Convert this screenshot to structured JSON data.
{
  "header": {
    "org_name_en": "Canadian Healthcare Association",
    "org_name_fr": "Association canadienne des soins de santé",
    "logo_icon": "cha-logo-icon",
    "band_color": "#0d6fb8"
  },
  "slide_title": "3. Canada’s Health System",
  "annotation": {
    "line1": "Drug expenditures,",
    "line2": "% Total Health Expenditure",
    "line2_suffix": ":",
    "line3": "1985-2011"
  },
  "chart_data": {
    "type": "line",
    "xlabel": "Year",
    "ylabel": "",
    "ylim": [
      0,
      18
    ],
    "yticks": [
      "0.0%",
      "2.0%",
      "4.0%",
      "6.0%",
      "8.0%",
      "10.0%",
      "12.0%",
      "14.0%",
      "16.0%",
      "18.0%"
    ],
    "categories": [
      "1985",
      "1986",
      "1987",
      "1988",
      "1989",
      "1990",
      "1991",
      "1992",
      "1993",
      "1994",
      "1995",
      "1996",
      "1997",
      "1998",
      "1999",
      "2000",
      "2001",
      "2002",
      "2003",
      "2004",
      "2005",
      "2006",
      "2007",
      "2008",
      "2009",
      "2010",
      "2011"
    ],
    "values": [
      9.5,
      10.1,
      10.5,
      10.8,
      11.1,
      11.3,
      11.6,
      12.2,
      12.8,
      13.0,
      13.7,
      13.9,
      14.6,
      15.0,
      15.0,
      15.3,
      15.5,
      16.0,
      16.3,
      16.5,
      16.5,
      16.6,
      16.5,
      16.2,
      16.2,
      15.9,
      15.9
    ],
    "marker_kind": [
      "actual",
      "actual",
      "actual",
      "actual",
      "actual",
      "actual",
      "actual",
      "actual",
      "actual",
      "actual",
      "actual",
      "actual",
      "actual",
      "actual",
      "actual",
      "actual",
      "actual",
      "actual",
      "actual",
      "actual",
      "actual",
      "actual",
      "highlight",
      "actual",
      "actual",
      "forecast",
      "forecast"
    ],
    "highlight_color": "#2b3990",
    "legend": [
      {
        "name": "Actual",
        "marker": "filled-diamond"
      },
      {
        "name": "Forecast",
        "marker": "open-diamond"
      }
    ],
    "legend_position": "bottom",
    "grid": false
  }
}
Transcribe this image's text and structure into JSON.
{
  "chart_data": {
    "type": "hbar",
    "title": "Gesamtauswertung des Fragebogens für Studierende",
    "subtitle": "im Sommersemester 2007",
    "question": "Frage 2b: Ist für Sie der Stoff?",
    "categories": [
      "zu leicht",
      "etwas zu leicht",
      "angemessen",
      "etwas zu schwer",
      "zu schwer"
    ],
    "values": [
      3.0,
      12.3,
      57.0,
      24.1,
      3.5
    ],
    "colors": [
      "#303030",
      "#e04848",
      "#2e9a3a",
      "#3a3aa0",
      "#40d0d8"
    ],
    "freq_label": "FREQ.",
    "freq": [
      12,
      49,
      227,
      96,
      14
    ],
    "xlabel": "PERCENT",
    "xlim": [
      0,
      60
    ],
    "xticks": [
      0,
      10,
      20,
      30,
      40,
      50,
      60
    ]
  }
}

--- Problem requirements ---
Take the lines above and print them exactly.

--- Solution for this exercise ---
Convert this screenshot to structured JSON data.
{
  "header": {
    "org_name_en": "Canadian Healthcare Association",
    "org_name_fr": "Association canadienne des soins de santé",
    "logo_icon": "cha-logo-icon",
    "band_color": "#0d6fb8"
  },
  "slide_title": "3. Canada’s Health System",
  "annotation": {
    "line1": "Drug expenditures,",
    "line2": "% Total Health Expenditure",
    "line2_suffix": ":",
    "line3": "1985-2011"
  },
  "chart_data": {
    "type": "line",
    "xlabel": "Year",
    "ylabel": "",
    "ylim": [
      0,
      18
    ],
    "yticks": [
      "0.0%",
      "2.0%",
      "4.0%",
      "6.0%",
      "8.0%",
      "10.0%",
      "12.0%",
      "14.0%",
      "16.0%",
      "18.0%"
    ],
    "categories": [
      "1985",
      "1986",
      "1987",
      "1988",
      "1989",
      "1990",
      "1991",
      "1992",
      "1993",
      "1994",
      "1995",
      "1996",
      "1997",
      "1998",
      "1999",
      "2000",
      "2001",
      "2002",
      "2003",
      "2004",
      "2005",
      "2006",
      "2007",
      "2008",
      "2009",
      "2010",
      "2011"
    ],
    "values": [
      9.5,
      10.1,
      10.5,
      10.8,
      11.1,
      11.3,
      11.6,
      12.2,
      12.8,
      13.0,
      13.7,
      13.9,
      14.6,
      15.0,
      15.0,
      15.3,
      15.5,
      16.0,
      16.3,
      16.5,
      16.5,
      16.6,
      16.5,
      16.2,
      16.2,
      15.9,
      15.9
    ],
    "marker_kind": [
      "actual",
      "actual",
      "actual",
      "actual",
      "actual",
      "actual",
      "actual",
      "actual",
      "actual",
      "actual",
      "actual",
      "actual",
      "actual",
      "actual",
      "actual",
      "actual",
      "actual",
      "actual",
      "actual",
      "actual",
      "actual",
      "actual",
      "highlight",
      "actual",
      "actual",
      "forecast",
      "forecast"
    ],
    "highlight_color": "#2b3990",
    "legend": [
      {
        "name": "Actual",
        "marker": "filled-diamond"
      },
      {
        "name": "Forecast",
        "marker": "open-diamond"
      }
    ],
    "legend_position": "bottom",
    "grid": false
  }
}
Transcribe this image's text and structure into JSON.
{
  "chart_data": {
    "type": "hbar",
    "title": "Gesamtauswertung des Fragebogens für Studierende",
    "subtitle": "im Sommersemester 2007",
    "question": "Frage 2b: Ist für Sie der Stoff?",
    "categories": [
      "zu leicht",
      "etwas zu leicht",
      "angemessen",
      "etwas zu schwer",
      "zu schwer"
    ],
    "values": [
      3.0,
      12.3,
      57.0,
      24.1,
      3.5
    ],
    "colors": [
      "#303030",
      "#e04848",
      "#2e9a3a",
      "#3a3aa0",
      "#40d0d8"
    ],
    "freq_label": "FREQ.",
    "freq": [
      12,
      49,
      227,
      96,
      14
    ],
    "xlabel": "PERCENT",
    "xlim": [
      0,
      60
    ],
    "xticks": [
      0,
      10,
      20,
      30,
      40,
      50,
      60
    ]
  }
}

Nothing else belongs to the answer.